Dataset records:
%%
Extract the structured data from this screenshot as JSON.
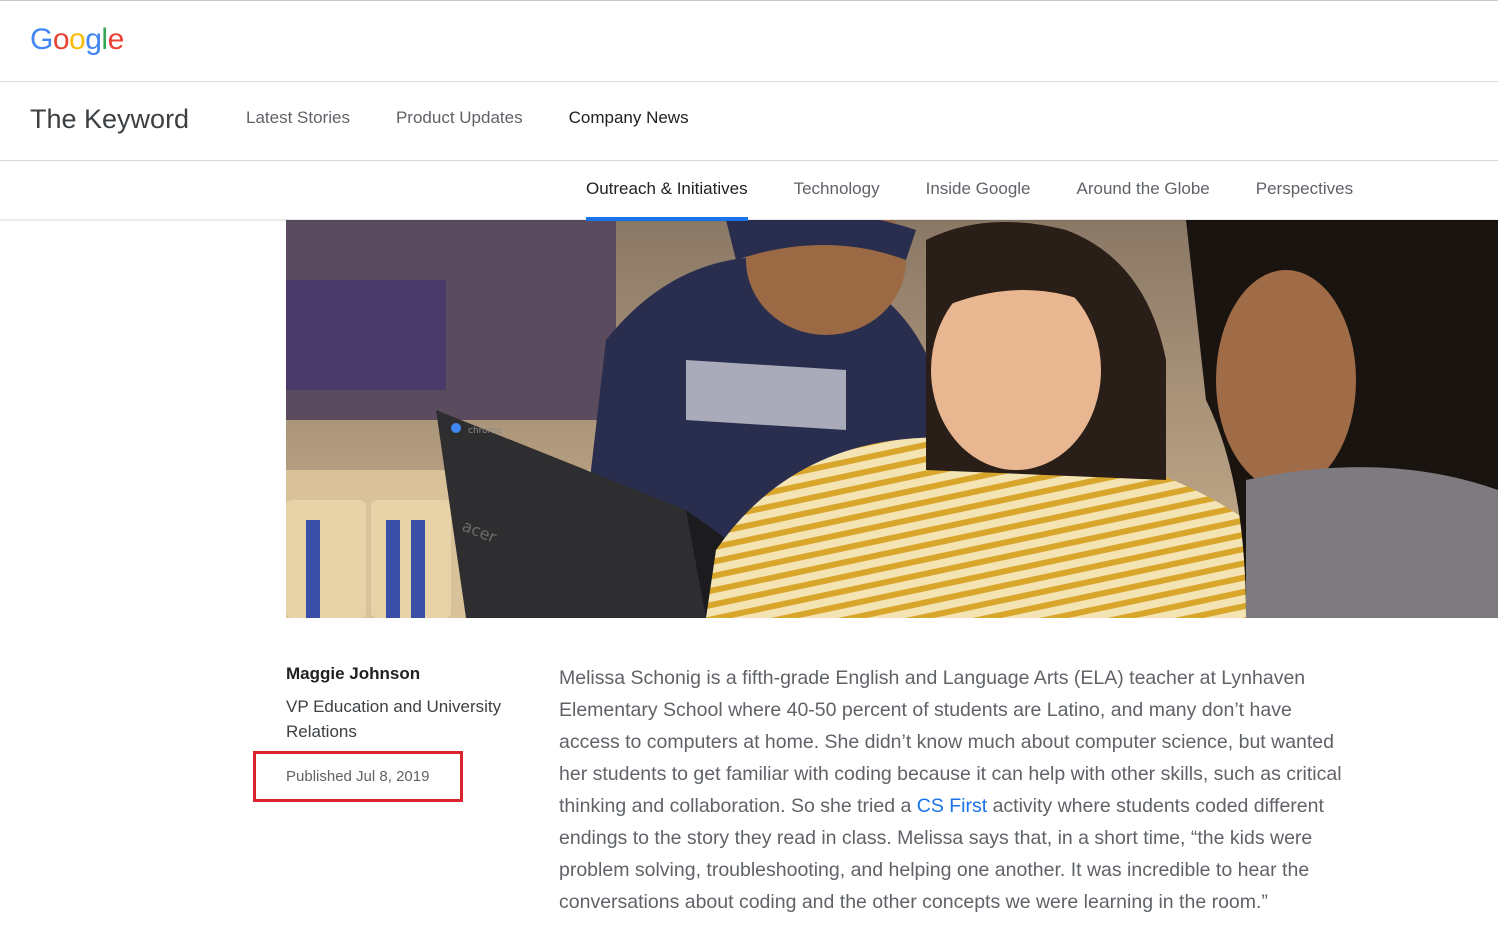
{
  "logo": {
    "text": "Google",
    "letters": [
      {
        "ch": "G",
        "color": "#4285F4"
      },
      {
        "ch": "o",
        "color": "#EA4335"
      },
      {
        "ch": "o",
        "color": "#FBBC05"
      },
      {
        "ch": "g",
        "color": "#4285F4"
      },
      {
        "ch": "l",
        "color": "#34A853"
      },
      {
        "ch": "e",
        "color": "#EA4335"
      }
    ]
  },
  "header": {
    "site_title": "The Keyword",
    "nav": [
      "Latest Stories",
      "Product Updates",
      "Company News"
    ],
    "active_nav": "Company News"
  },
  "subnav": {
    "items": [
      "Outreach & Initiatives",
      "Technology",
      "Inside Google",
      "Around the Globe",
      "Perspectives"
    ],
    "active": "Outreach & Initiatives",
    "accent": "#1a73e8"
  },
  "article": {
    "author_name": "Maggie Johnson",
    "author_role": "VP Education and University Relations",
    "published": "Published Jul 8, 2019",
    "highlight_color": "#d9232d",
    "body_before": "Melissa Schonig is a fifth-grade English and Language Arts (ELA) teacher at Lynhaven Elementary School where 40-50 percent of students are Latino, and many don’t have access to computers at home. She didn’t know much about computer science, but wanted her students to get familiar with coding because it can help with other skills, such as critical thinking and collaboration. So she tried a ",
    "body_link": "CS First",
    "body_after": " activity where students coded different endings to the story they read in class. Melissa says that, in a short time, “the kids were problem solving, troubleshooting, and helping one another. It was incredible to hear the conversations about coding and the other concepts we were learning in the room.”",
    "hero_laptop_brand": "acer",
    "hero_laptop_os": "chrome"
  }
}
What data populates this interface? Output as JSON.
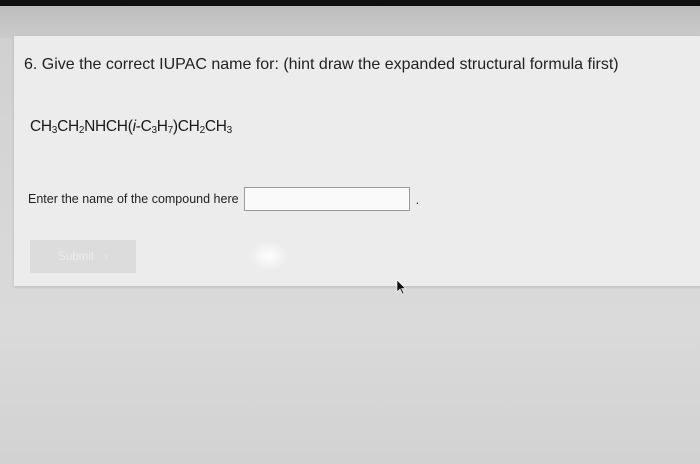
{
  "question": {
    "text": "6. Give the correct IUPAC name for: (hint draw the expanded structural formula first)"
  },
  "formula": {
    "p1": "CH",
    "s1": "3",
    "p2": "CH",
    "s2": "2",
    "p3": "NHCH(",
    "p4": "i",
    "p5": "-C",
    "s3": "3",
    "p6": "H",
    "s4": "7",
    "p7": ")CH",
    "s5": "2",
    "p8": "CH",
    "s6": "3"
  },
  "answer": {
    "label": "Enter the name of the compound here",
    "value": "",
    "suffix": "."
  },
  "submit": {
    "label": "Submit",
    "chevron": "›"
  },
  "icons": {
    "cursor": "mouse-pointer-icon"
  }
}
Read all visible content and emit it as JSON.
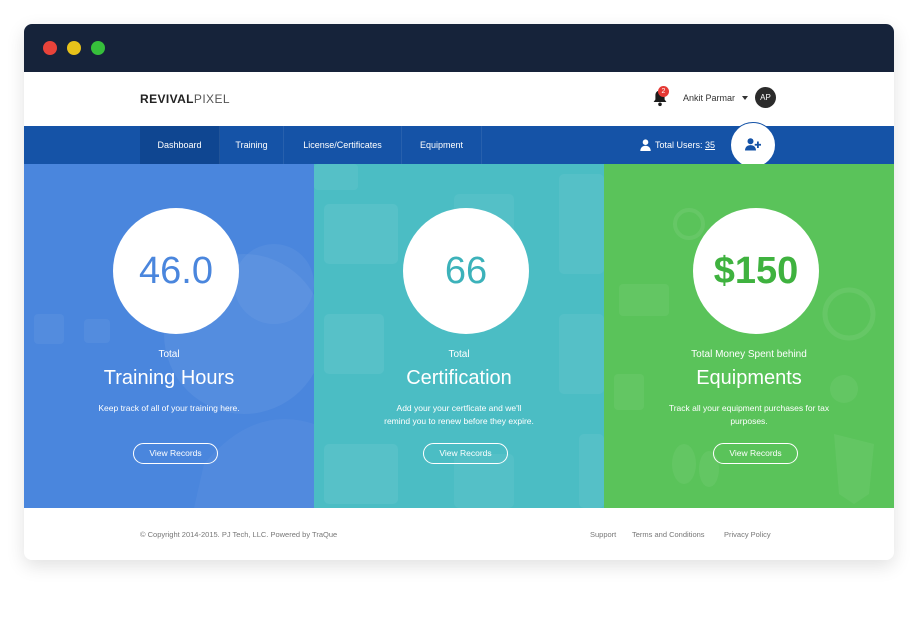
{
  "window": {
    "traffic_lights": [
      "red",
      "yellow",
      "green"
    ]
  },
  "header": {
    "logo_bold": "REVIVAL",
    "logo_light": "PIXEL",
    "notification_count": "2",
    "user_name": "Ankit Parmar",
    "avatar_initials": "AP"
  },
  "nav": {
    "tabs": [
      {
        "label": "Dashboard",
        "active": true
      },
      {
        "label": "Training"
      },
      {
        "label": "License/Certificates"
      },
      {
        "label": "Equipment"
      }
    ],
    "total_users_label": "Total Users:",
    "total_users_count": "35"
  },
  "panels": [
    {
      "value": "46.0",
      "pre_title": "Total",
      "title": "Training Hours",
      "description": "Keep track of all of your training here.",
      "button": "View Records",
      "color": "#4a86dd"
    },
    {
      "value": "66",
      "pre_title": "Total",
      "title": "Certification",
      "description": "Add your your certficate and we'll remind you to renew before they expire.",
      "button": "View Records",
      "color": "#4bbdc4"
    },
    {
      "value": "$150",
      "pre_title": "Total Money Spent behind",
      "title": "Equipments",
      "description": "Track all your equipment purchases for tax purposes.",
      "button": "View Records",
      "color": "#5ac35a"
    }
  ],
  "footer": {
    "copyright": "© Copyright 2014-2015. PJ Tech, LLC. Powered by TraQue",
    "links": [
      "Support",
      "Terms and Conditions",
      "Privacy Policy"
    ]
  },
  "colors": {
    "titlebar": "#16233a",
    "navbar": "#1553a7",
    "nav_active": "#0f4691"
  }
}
%%
%%
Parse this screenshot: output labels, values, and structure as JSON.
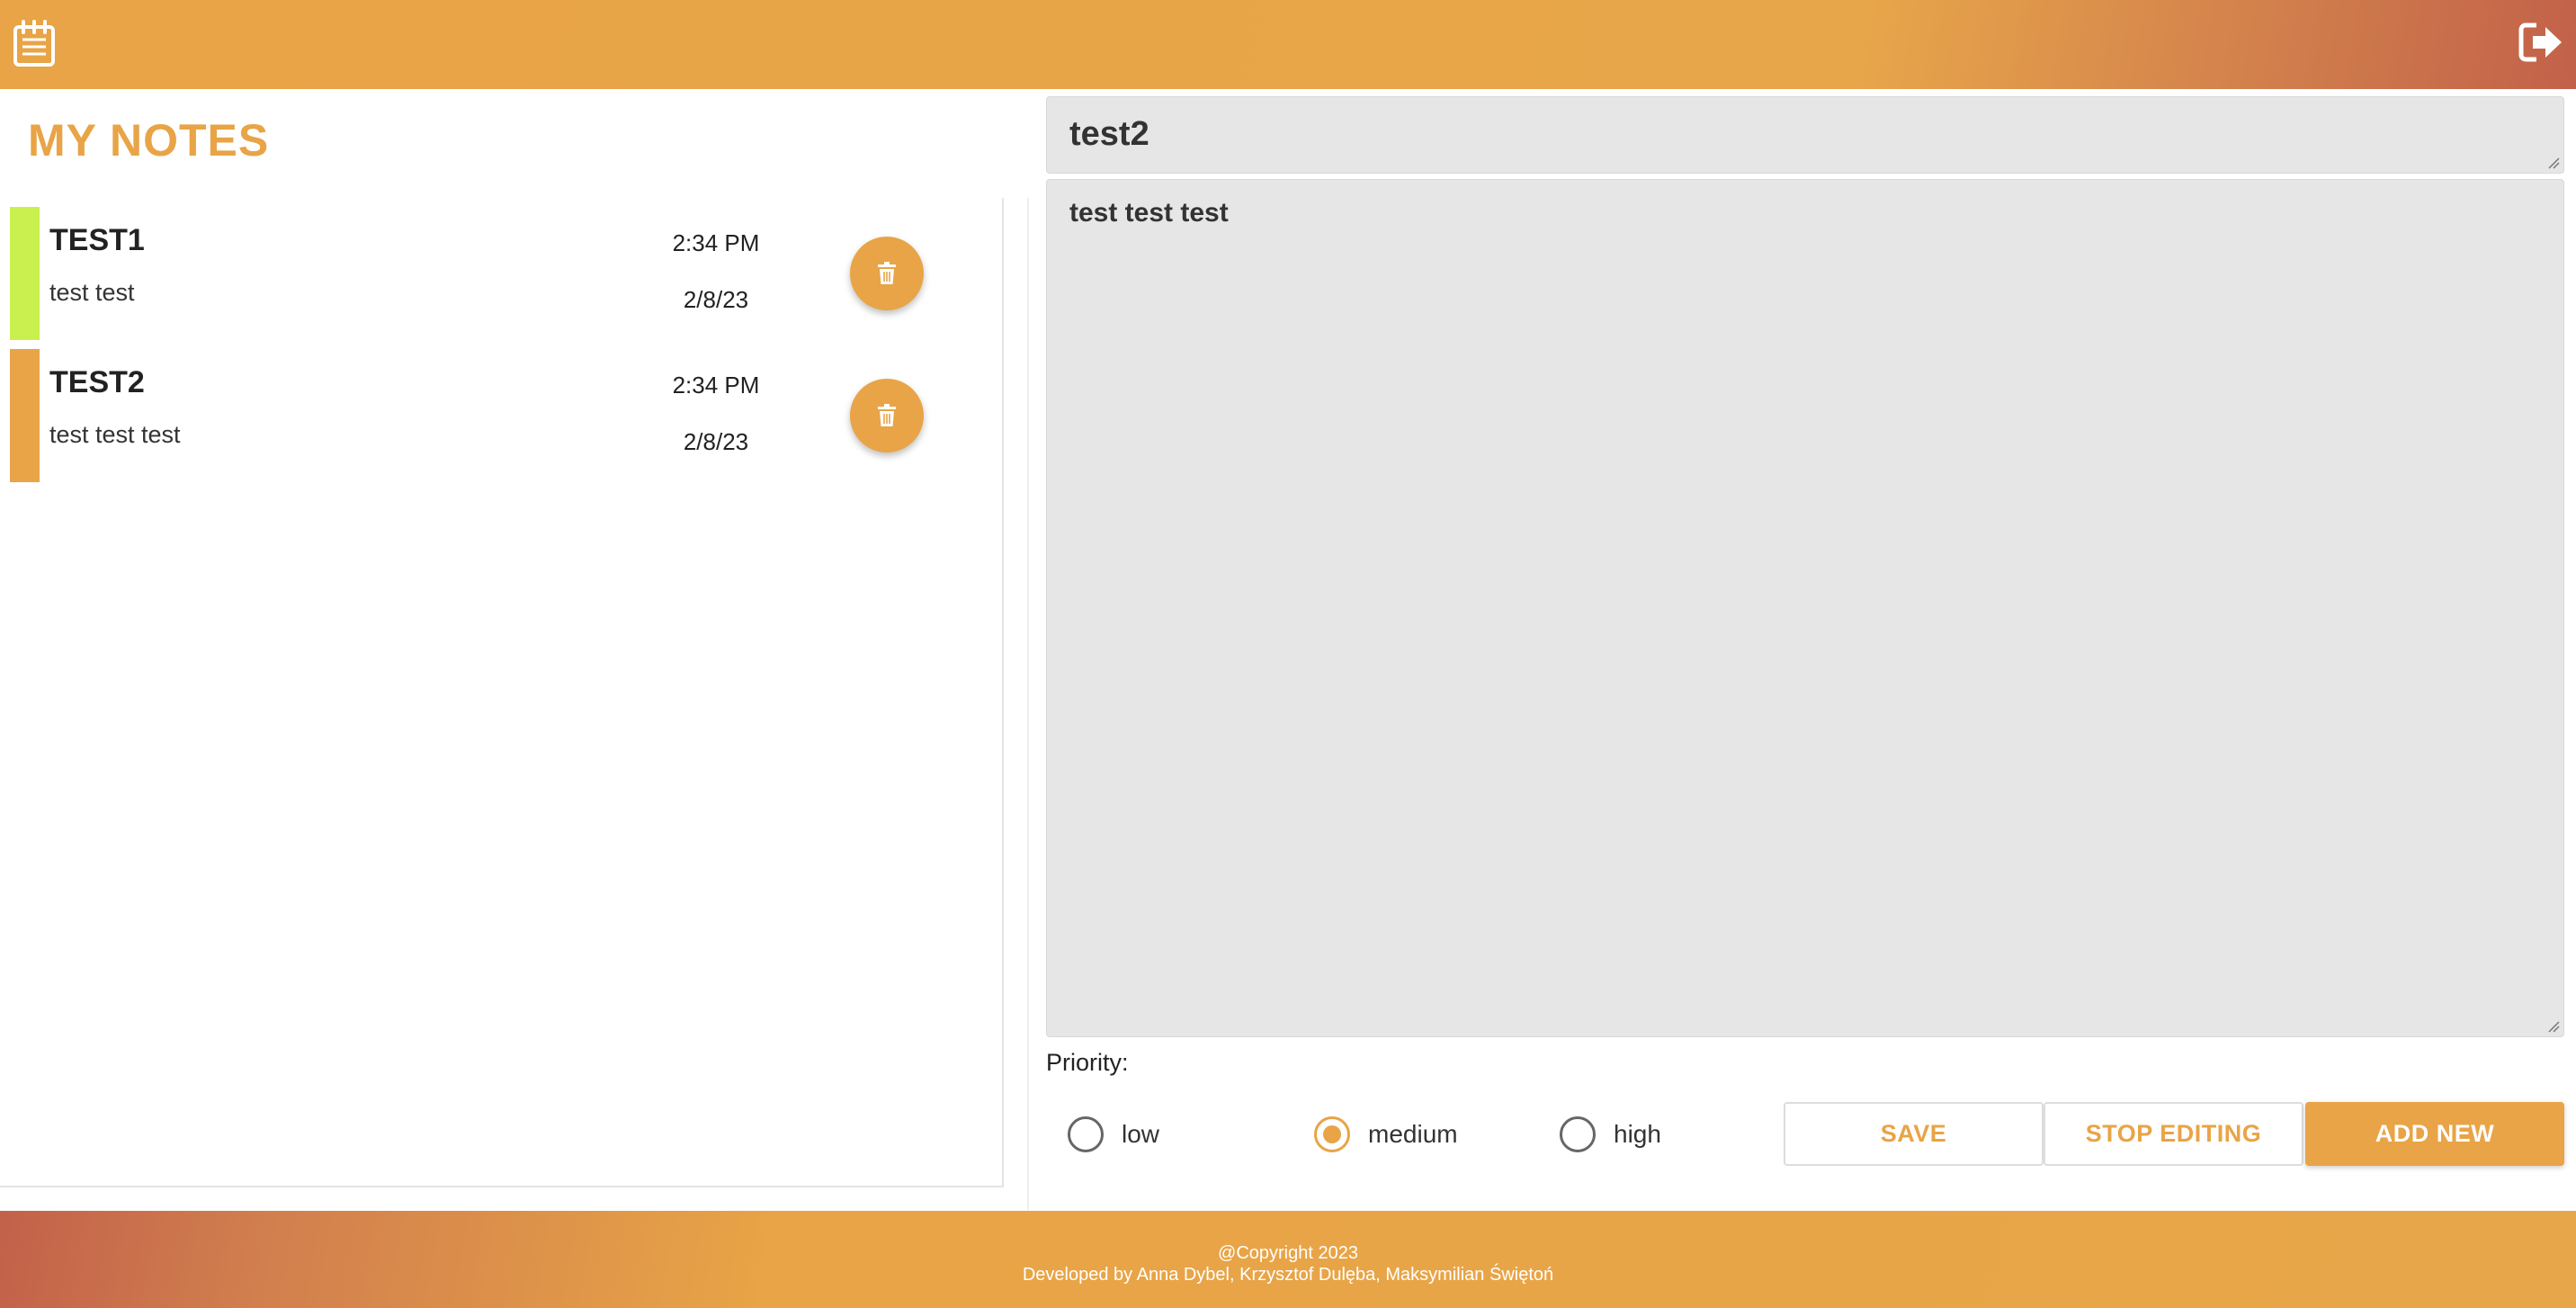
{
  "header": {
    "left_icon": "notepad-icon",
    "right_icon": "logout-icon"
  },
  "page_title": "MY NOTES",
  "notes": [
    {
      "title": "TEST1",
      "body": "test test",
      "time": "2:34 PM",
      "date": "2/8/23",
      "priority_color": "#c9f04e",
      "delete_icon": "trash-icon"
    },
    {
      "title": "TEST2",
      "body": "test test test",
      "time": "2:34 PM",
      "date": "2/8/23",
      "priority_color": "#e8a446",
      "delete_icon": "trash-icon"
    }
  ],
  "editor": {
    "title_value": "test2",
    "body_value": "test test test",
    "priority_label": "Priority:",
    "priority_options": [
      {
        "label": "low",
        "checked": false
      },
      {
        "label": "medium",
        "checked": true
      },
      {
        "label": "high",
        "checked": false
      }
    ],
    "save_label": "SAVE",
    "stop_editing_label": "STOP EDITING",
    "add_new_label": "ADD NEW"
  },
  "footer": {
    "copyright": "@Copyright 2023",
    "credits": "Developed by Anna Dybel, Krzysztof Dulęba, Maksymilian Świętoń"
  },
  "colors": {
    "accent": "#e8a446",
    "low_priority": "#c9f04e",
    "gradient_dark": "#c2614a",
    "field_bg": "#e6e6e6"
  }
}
%%
→ **What to produce**: Search the lines for "copyright". Copy each line that has it.

→ **Solution for this exercise**:
    "copyright": "© Copyright 2014-2015. PJ Tech, LLC. Powered by TraQue",
    "copyright": "@Copyright 2023",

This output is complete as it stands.